Write out each line from the data below that includes the word "College".

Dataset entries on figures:
· · · ·

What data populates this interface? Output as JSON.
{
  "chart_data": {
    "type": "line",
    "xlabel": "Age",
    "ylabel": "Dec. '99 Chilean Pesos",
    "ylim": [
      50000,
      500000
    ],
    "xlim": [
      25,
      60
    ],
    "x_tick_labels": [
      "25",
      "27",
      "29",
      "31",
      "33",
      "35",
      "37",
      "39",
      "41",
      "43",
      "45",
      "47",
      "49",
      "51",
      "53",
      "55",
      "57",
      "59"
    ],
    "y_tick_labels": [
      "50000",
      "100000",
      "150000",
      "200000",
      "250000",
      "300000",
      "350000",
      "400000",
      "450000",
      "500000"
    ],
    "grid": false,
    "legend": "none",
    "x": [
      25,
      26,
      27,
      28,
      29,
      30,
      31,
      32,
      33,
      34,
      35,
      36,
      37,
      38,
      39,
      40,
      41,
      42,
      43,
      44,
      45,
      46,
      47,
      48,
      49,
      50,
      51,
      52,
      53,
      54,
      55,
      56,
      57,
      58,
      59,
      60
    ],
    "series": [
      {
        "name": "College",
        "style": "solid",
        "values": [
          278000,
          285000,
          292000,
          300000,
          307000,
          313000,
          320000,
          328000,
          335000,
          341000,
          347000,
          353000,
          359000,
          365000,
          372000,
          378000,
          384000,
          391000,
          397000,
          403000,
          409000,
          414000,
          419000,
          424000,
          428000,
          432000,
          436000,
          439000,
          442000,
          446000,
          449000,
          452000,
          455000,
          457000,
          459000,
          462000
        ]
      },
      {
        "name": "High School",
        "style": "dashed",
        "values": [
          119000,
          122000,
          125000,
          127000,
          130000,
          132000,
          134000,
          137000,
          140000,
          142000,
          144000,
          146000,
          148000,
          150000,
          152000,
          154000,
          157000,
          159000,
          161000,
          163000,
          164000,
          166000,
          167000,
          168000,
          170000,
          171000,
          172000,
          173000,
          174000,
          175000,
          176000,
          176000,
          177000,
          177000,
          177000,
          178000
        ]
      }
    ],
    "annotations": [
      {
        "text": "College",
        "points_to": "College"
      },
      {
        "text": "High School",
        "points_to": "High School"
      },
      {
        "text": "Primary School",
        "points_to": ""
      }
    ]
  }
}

· · · ·

Response to this task:
        "name": "College",
        "text": "College",
        "points_to": "College"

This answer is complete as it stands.